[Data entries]

* * * * * * *

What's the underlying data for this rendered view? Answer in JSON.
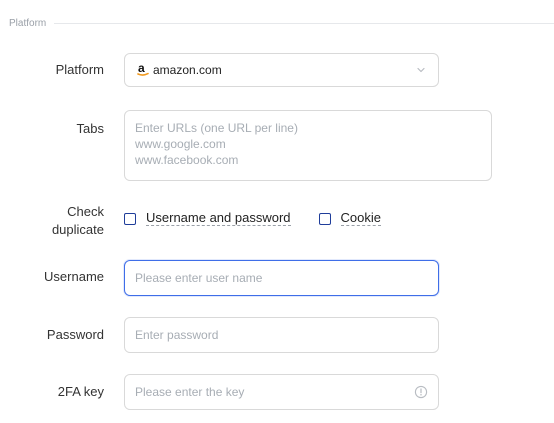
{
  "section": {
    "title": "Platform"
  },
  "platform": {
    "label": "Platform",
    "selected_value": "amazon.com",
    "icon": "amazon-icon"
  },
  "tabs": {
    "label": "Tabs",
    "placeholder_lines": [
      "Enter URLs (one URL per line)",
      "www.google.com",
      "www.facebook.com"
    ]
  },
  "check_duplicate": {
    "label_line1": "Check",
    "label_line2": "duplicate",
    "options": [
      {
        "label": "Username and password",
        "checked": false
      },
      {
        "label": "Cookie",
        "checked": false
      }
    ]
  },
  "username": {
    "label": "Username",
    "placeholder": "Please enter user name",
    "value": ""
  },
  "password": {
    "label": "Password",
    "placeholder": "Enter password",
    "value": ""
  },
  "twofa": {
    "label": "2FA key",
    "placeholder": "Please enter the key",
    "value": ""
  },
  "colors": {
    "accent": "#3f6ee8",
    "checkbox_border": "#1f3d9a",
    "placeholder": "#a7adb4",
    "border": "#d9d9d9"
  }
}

* * * * * * *

Without including any picture, repeat the data exactly.

What's the underlying data for this rendered view? Answer in JSON.
{
  "section": {
    "title": "Platform"
  },
  "platform": {
    "label": "Platform",
    "selected_value": "amazon.com",
    "icon": "amazon-icon"
  },
  "tabs": {
    "label": "Tabs",
    "placeholder_lines": [
      "Enter URLs (one URL per line)",
      "www.google.com",
      "www.facebook.com"
    ]
  },
  "check_duplicate": {
    "label_line1": "Check",
    "label_line2": "duplicate",
    "options": [
      {
        "label": "Username and password",
        "checked": false
      },
      {
        "label": "Cookie",
        "checked": false
      }
    ]
  },
  "username": {
    "label": "Username",
    "placeholder": "Please enter user name",
    "value": ""
  },
  "password": {
    "label": "Password",
    "placeholder": "Enter password",
    "value": ""
  },
  "twofa": {
    "label": "2FA key",
    "placeholder": "Please enter the key",
    "value": ""
  },
  "colors": {
    "accent": "#3f6ee8",
    "checkbox_border": "#1f3d9a",
    "placeholder": "#a7adb4",
    "border": "#d9d9d9"
  }
}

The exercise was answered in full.